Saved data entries

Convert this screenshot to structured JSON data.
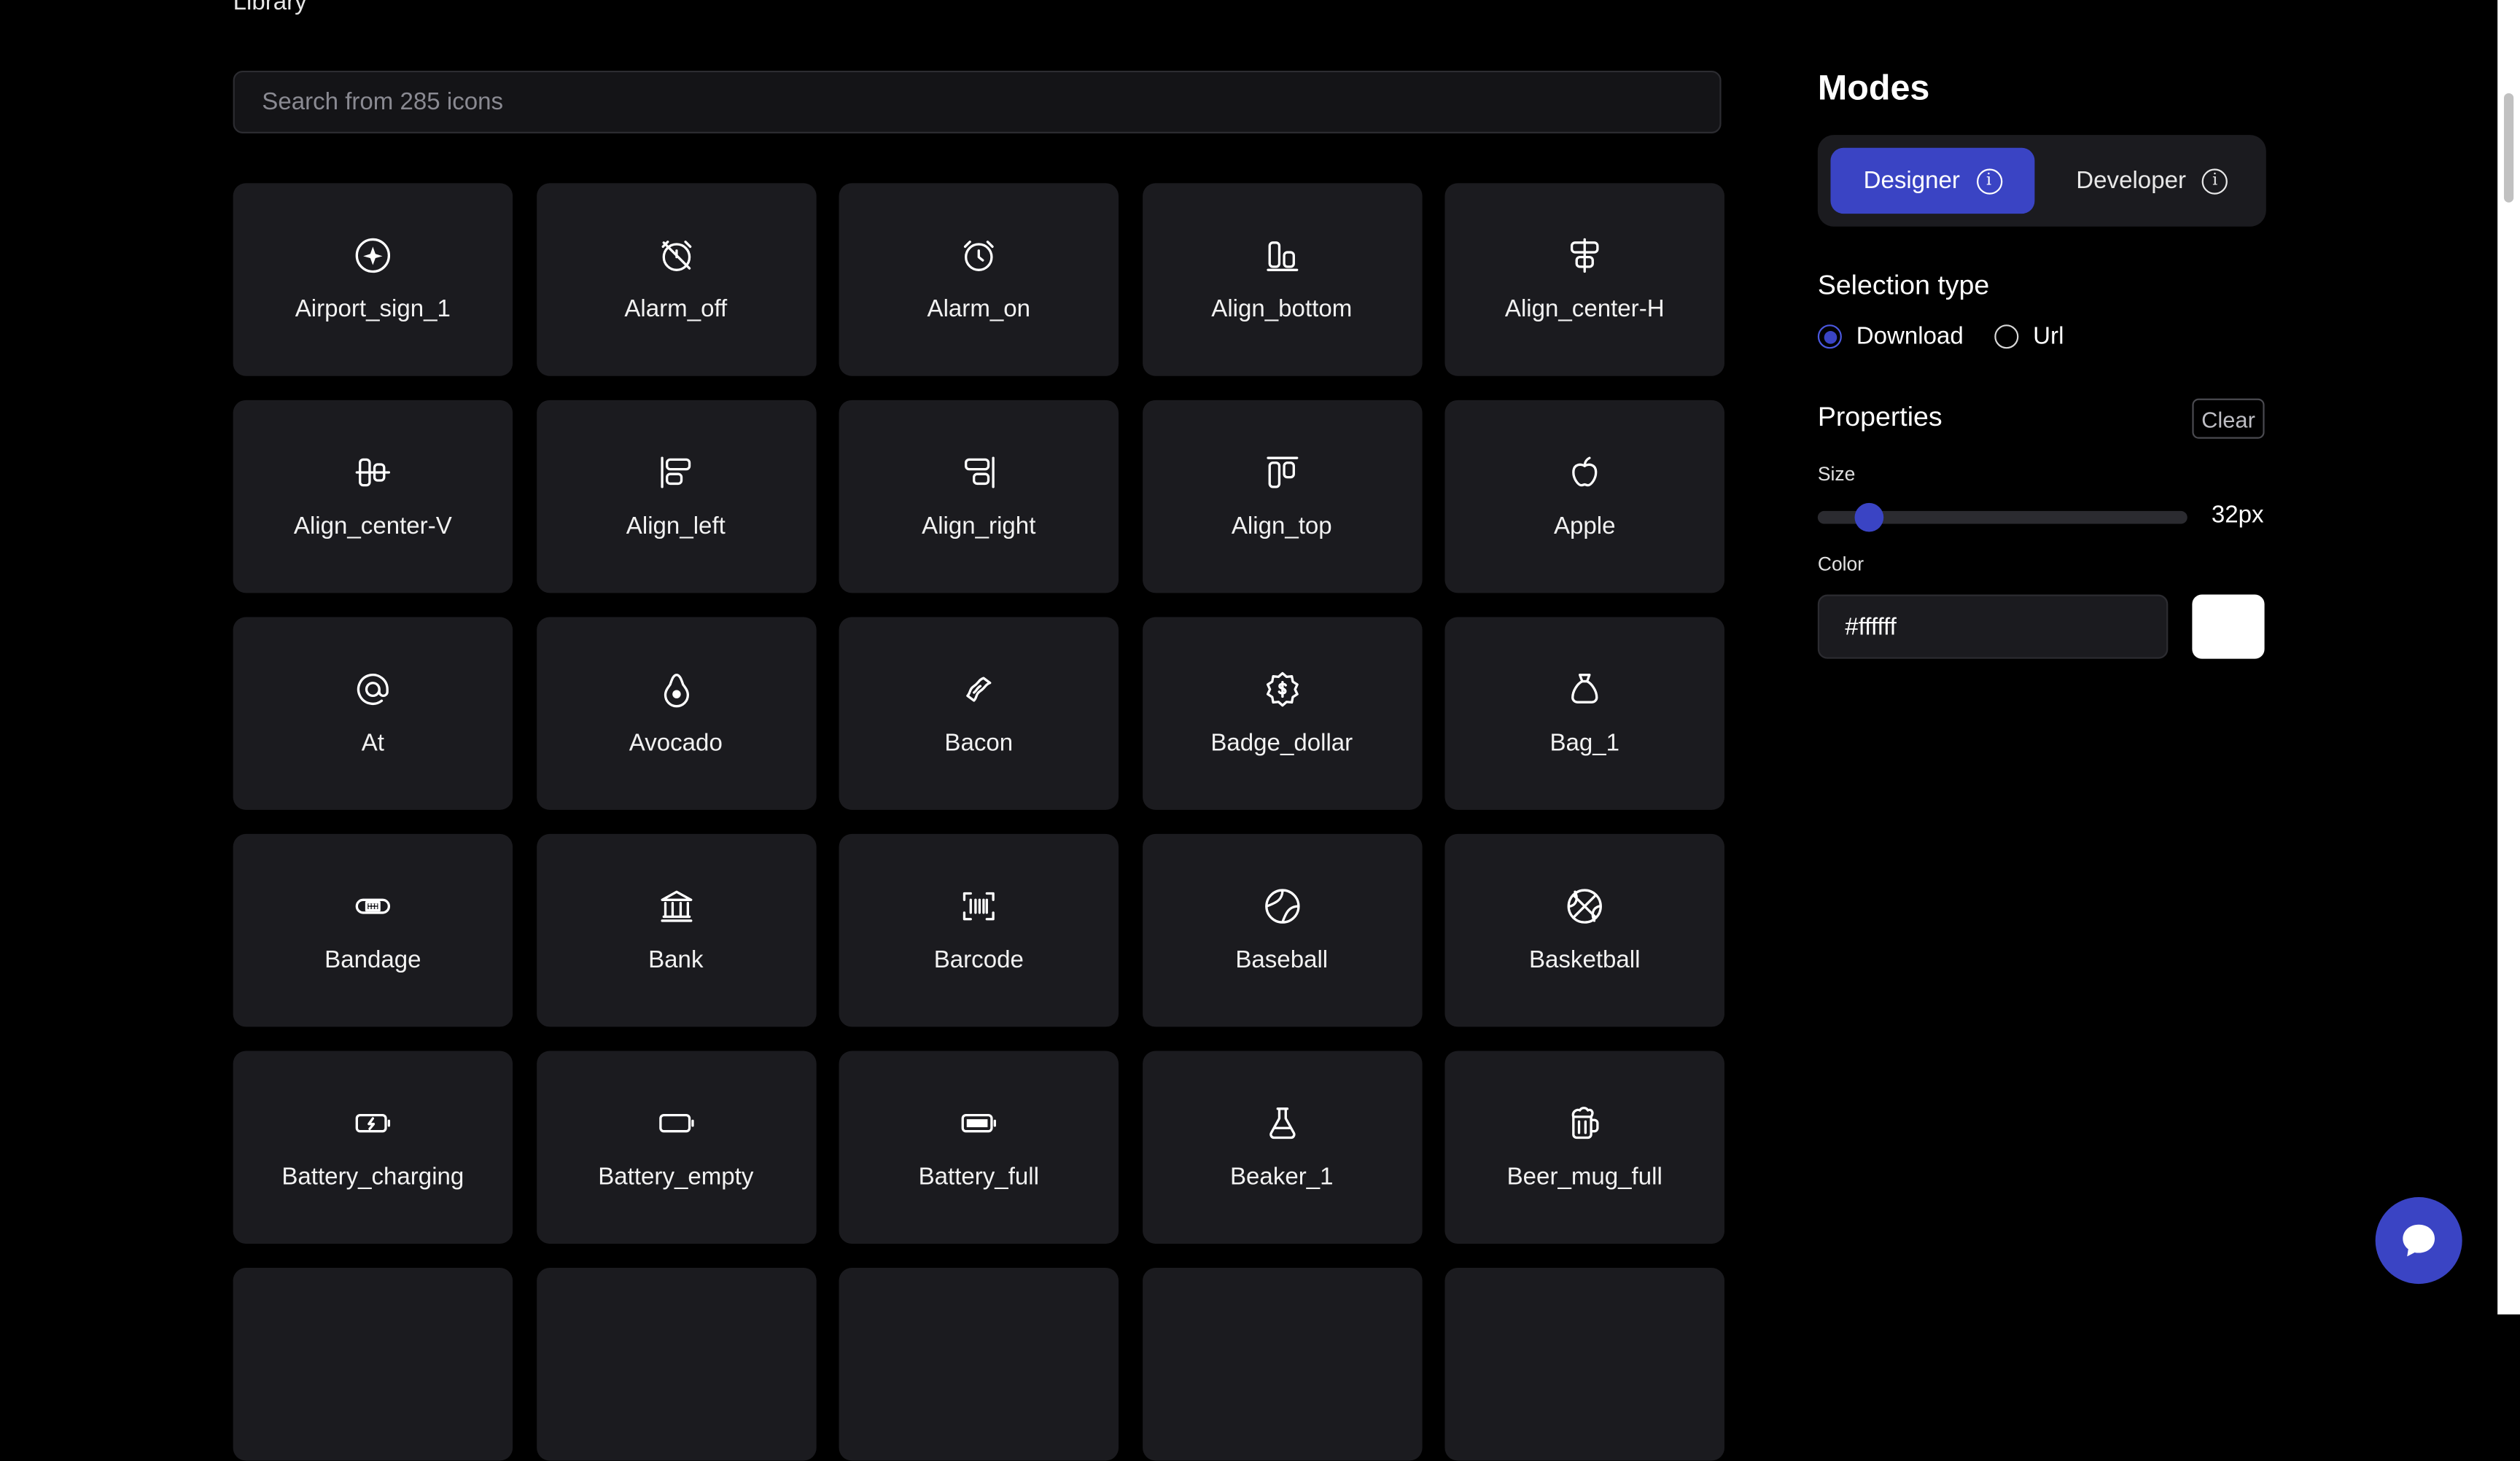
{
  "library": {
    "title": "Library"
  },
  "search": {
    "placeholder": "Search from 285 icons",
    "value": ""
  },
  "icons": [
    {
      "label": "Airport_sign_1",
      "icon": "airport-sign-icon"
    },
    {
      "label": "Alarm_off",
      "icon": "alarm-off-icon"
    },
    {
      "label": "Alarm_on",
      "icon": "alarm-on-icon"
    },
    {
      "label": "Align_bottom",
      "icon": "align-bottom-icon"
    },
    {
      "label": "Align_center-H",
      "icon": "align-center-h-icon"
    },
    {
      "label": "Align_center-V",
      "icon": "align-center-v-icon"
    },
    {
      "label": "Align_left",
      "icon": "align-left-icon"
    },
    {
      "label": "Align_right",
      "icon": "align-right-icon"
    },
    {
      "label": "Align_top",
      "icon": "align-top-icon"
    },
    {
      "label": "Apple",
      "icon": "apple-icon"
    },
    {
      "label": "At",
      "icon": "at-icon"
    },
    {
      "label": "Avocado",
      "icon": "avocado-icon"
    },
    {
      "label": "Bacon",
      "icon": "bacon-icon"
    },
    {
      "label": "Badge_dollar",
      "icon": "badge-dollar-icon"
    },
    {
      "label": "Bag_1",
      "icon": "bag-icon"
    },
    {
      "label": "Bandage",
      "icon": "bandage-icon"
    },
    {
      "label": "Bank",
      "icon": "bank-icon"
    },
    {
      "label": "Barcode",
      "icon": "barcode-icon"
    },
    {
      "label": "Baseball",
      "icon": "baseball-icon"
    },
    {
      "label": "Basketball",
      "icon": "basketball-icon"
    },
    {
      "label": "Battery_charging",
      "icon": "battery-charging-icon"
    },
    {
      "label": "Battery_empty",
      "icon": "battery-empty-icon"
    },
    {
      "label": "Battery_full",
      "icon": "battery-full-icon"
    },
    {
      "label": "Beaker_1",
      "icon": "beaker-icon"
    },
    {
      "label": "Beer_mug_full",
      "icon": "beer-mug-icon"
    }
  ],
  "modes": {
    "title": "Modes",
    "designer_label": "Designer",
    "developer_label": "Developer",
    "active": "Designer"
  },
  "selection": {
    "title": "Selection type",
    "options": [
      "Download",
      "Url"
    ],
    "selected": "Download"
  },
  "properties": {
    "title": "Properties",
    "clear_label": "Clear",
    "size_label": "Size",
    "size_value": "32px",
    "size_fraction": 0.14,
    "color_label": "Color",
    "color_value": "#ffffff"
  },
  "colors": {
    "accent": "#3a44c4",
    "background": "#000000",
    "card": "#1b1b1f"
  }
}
--
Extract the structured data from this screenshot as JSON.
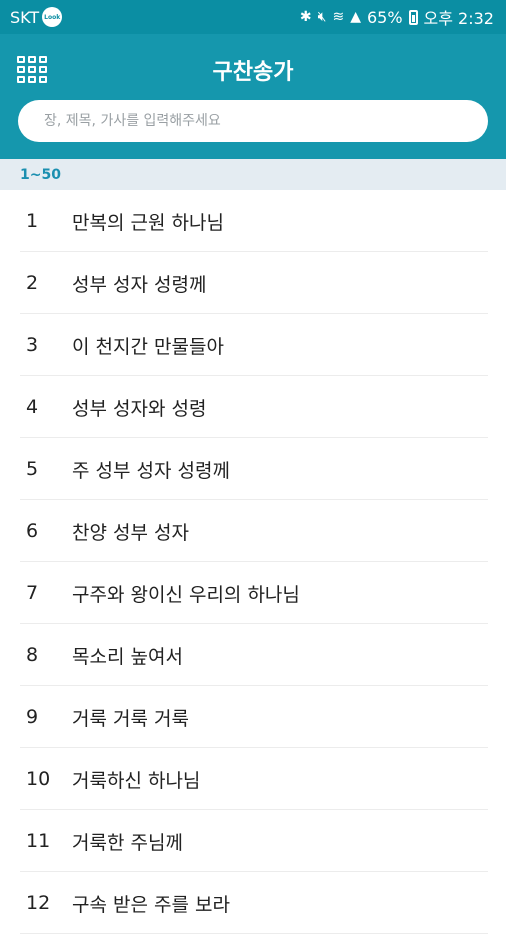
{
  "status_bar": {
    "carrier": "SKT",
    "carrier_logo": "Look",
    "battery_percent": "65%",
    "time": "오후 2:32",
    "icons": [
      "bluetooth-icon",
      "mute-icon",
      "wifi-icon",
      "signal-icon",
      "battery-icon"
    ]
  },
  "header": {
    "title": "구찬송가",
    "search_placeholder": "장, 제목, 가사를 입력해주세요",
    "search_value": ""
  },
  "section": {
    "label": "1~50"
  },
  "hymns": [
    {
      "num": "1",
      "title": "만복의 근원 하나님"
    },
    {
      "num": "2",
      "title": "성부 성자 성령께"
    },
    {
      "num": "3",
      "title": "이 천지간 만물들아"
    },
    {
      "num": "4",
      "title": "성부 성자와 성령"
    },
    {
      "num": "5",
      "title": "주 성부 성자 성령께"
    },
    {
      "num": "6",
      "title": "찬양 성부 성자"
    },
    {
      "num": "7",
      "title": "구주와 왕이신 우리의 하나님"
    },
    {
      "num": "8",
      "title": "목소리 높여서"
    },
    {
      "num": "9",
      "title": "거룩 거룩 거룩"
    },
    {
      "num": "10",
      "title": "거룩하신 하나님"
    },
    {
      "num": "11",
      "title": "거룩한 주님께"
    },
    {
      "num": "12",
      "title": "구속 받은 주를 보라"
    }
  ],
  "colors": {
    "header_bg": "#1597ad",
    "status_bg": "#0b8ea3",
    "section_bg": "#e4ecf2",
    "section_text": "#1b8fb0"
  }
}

What is needed
Find each line with the string "JSON" and copy it out.

Output
Convert this screenshot to structured JSON data.
Extract the structured data from this screenshot as JSON.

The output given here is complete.